WHAT THE TASK REQUIRES: Do any lines in the data below contain "grid"? If so, copy every one of them.

** start of SUPPLIED RECORDS **

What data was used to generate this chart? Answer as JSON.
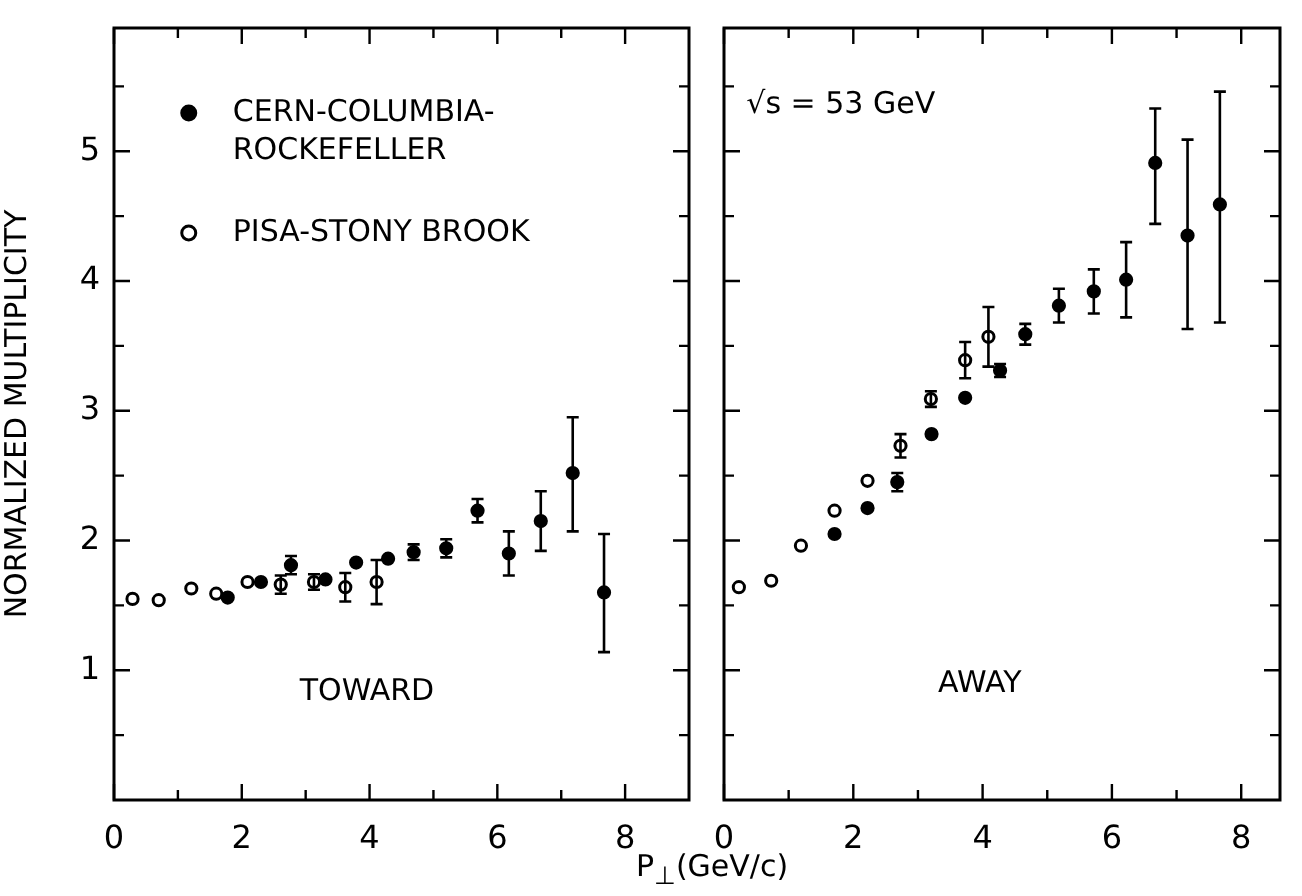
{
  "chart_data": [
    {
      "type": "scatter",
      "xlabel": "P$_{⊥}$(GeV/c)",
      "ylabel": "NORMALIZED MULTIPLICITY",
      "xlim": [
        0,
        9
      ],
      "ylim": [
        0,
        5.95
      ],
      "xticks": [
        0,
        {
          "value": 1,
          "label": null
        },
        2,
        {
          "value": 3,
          "label": null
        },
        4,
        {
          "value": 5,
          "label": null
        },
        6,
        {
          "value": 7,
          "label": null
        },
        8
      ],
      "yticks": [
        {
          "value": 0.5,
          "label": null
        },
        1,
        {
          "value": 1.5,
          "label": null
        },
        2,
        {
          "value": 2.5,
          "label": null
        },
        3,
        {
          "value": 3.5,
          "label": null
        },
        4,
        {
          "value": 4.5,
          "label": null
        },
        5,
        {
          "value": 5.5,
          "label": null
        }
      ],
      "grid": false,
      "legend": "top left",
      "marker": "circle",
      "annotations": [
        "TOWARD"
      ],
      "series": [
        {
          "name": "CERN-COLUMBIA-ROCKEFELLER",
          "color": "#000000",
          "x": [
            1.78,
            2.3,
            2.77,
            3.31,
            3.79,
            4.29,
            4.69,
            5.2,
            5.69,
            6.18,
            6.68,
            7.18,
            7.67
          ],
          "values": [
            1.56,
            1.68,
            1.81,
            1.7,
            1.83,
            1.86,
            1.91,
            1.94,
            2.23,
            1.9,
            2.15,
            2.52,
            1.6
          ],
          "errors": [
            null,
            null,
            0.07,
            null,
            null,
            null,
            0.06,
            0.07,
            0.09,
            0.17,
            0.23,
            [
              2.07,
              2.95
            ],
            [
              1.14,
              2.05
            ]
          ]
        },
        {
          "name": "PISA-STONY BROOK",
          "color": "#000000",
          "x": [
            0.29,
            0.7,
            1.21,
            1.6,
            2.09,
            2.61,
            3.13,
            3.62,
            4.11
          ],
          "values": [
            1.55,
            1.54,
            1.63,
            1.59,
            1.68,
            1.66,
            1.68,
            1.64,
            1.68
          ],
          "errors": [
            null,
            null,
            null,
            null,
            null,
            0.07,
            0.06,
            0.11,
            0.17
          ]
        }
      ]
    },
    {
      "type": "scatter",
      "xlim": [
        0,
        8.6
      ],
      "ylim": [
        0,
        5.95
      ],
      "tick_labels": "x",
      "xticks": [
        0,
        {
          "value": 1,
          "label": null
        },
        2,
        {
          "value": 3,
          "label": null
        },
        4,
        {
          "value": 5,
          "label": null
        },
        6,
        {
          "value": 7,
          "label": null
        },
        8
      ],
      "yticks": [
        {
          "value": 0.5,
          "label": null
        },
        1,
        {
          "value": 1.5,
          "label": null
        },
        2,
        {
          "value": 2.5,
          "label": null
        },
        3,
        {
          "value": 3.5,
          "label": null
        },
        4,
        {
          "value": 4.5,
          "label": null
        },
        5,
        {
          "value": 5.5,
          "label": null
        }
      ],
      "grid": false,
      "marker": "circle",
      "annotations": [
        "√s = 53 GeV",
        "AWAY"
      ],
      "series": [
        {
          "color": "#000000",
          "x": [
            1.71,
            2.22,
            2.68,
            3.21,
            3.73,
            4.27,
            4.66,
            5.18,
            5.72,
            6.22,
            6.67,
            7.17,
            7.67
          ],
          "values": [
            2.05,
            2.25,
            2.45,
            2.82,
            3.1,
            3.31,
            3.59,
            3.81,
            3.92,
            4.01,
            4.91,
            4.35,
            4.59
          ],
          "errors": [
            null,
            null,
            0.07,
            null,
            null,
            0.05,
            0.08,
            0.13,
            0.17,
            0.29,
            [
              4.44,
              5.33
            ],
            [
              3.63,
              5.09
            ],
            [
              3.68,
              5.46
            ]
          ]
        },
        {
          "color": "#000000",
          "x": [
            0.23,
            0.73,
            1.19,
            1.71,
            2.22,
            2.73,
            3.2,
            3.73,
            4.09
          ],
          "values": [
            1.64,
            1.69,
            1.96,
            2.23,
            2.46,
            2.73,
            3.09,
            3.39,
            3.57
          ],
          "errors": [
            null,
            null,
            null,
            null,
            null,
            0.09,
            0.06,
            0.14,
            0.23
          ]
        }
      ]
    }
  ]
}
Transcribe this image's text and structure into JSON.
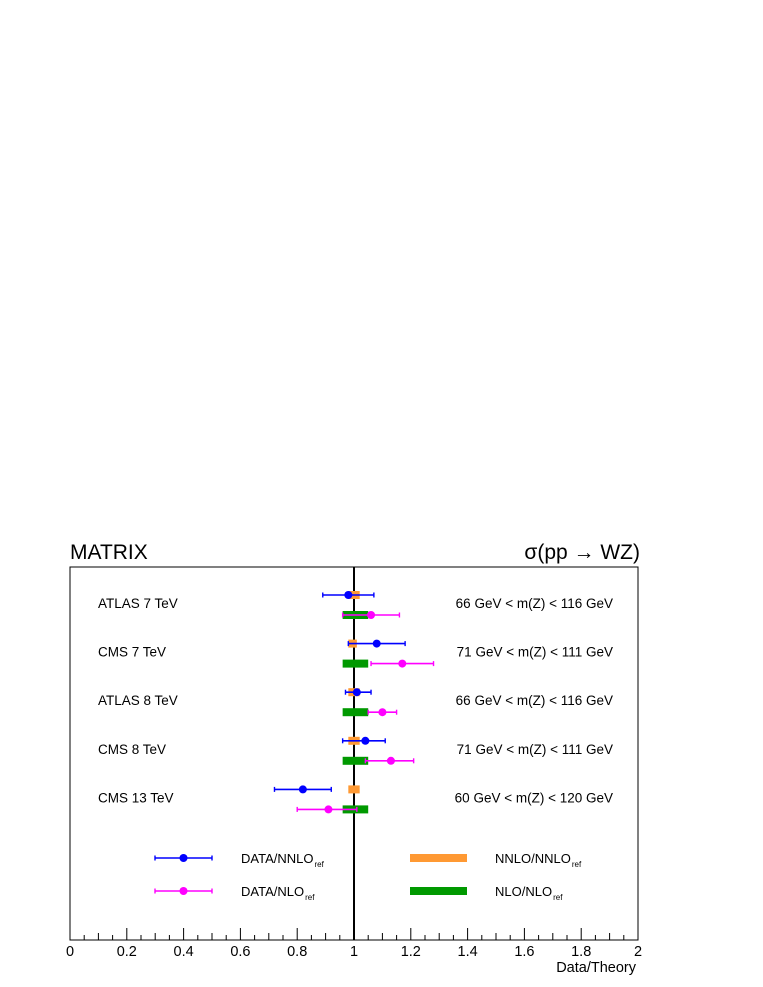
{
  "header": {
    "left": "MATRIX",
    "right": "σ(pp → WZ)"
  },
  "chart_data": {
    "type": "scatter",
    "orientation": "horizontal",
    "xlabel": "Data/Theory",
    "xlim": [
      0,
      2
    ],
    "xticks": [
      "0",
      "0.2",
      "0.4",
      "0.6",
      "0.8",
      "1",
      "1.2",
      "1.4",
      "1.6",
      "1.8",
      "2"
    ],
    "reference_line": 1,
    "measurements": [
      {
        "experiment": "ATLAS 7 TeV",
        "cut": "66 GeV < m(Z) < 116 GeV",
        "data_nnlo": {
          "value": 0.98,
          "low": 0.89,
          "high": 1.07
        },
        "data_nlo": {
          "value": 1.06,
          "low": 0.96,
          "high": 1.16
        },
        "nnlo_band": [
          0.98,
          1.02
        ],
        "nlo_band": [
          0.96,
          1.05
        ]
      },
      {
        "experiment": "CMS 7 TeV",
        "cut": "71 GeV < m(Z) < 111 GeV",
        "data_nnlo": {
          "value": 1.08,
          "low": 0.98,
          "high": 1.18
        },
        "data_nlo": {
          "value": 1.17,
          "low": 1.06,
          "high": 1.28
        },
        "nnlo_band": [
          0.98,
          1.01
        ],
        "nlo_band": [
          0.96,
          1.05
        ]
      },
      {
        "experiment": "ATLAS 8 TeV",
        "cut": "66 GeV < m(Z) < 116 GeV",
        "data_nnlo": {
          "value": 1.01,
          "low": 0.97,
          "high": 1.06
        },
        "data_nlo": {
          "value": 1.1,
          "low": 1.05,
          "high": 1.15
        },
        "nnlo_band": [
          0.98,
          1.02
        ],
        "nlo_band": [
          0.96,
          1.05
        ]
      },
      {
        "experiment": "CMS 8 TeV",
        "cut": "71 GeV < m(Z) < 111 GeV",
        "data_nnlo": {
          "value": 1.04,
          "low": 0.96,
          "high": 1.11
        },
        "data_nlo": {
          "value": 1.13,
          "low": 1.04,
          "high": 1.21
        },
        "nnlo_band": [
          0.98,
          1.02
        ],
        "nlo_band": [
          0.96,
          1.05
        ]
      },
      {
        "experiment": "CMS 13 TeV",
        "cut": "60 GeV < m(Z) < 120 GeV",
        "data_nnlo": {
          "value": 0.82,
          "low": 0.72,
          "high": 0.92
        },
        "data_nlo": {
          "value": 0.91,
          "low": 0.8,
          "high": 1.01
        },
        "nnlo_band": [
          0.98,
          1.02
        ],
        "nlo_band": [
          0.96,
          1.05
        ]
      }
    ],
    "legend": [
      {
        "label": "DATA/NNLO",
        "sub": "ref",
        "kind": "errorbar",
        "color": "#0000ff"
      },
      {
        "label": "DATA/NLO",
        "sub": "ref",
        "kind": "errorbar",
        "color": "#ff00ff"
      },
      {
        "label": "NNLO/NNLO",
        "sub": "ref",
        "kind": "band",
        "color": "#ff9933"
      },
      {
        "label": "NLO/NLO",
        "sub": "ref",
        "kind": "band",
        "color": "#009900"
      }
    ],
    "colors": {
      "data_nnlo": "#0000ff",
      "data_nlo": "#ff00ff",
      "nnlo_band": "#ff9933",
      "nlo_band": "#009900",
      "overlap": "#7f6fa0"
    }
  }
}
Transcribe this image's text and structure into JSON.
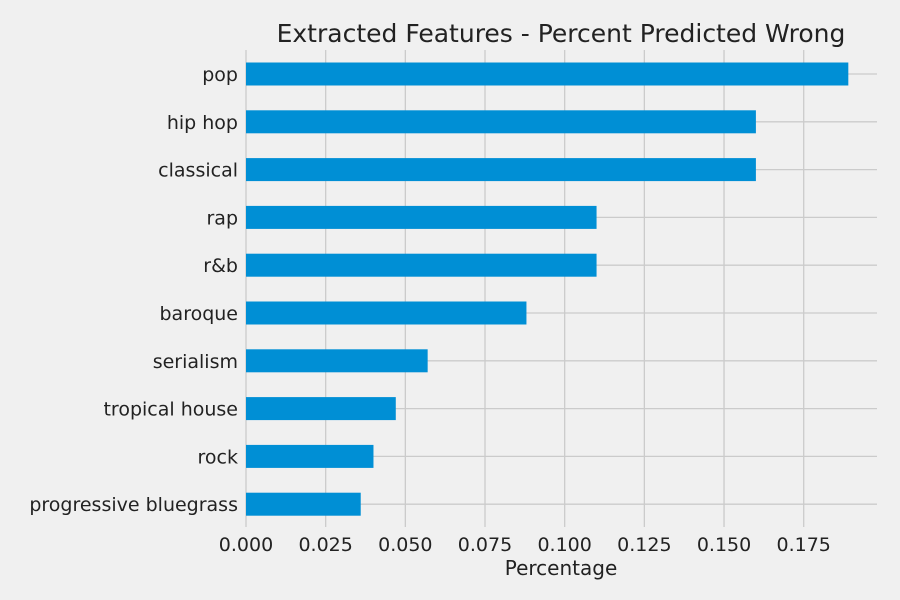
{
  "chart_data": {
    "type": "bar",
    "orientation": "horizontal",
    "title": "Extracted Features - Percent Predicted Wrong",
    "xlabel": "Percentage",
    "ylabel": "",
    "categories": [
      "pop",
      "hip hop",
      "classical",
      "rap",
      "r&b",
      "baroque",
      "serialism",
      "tropical house",
      "rock",
      "progressive bluegrass"
    ],
    "values": [
      0.189,
      0.16,
      0.16,
      0.11,
      0.11,
      0.088,
      0.057,
      0.047,
      0.04,
      0.036
    ],
    "xticks": [
      "0.000",
      "0.025",
      "0.050",
      "0.075",
      "0.100",
      "0.125",
      "0.150",
      "0.175"
    ],
    "xlim": [
      0,
      0.198
    ],
    "grid": true,
    "colors": {
      "bar": "#008fd5",
      "background": "#f0f0f0",
      "grid": "#cbcbcb"
    }
  }
}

** end of SUPPLIED RECORDS **

OUTPUT:
      "grid": false,
      "grid": false,
    "grid": true,
      "grid": "#cbcbcb"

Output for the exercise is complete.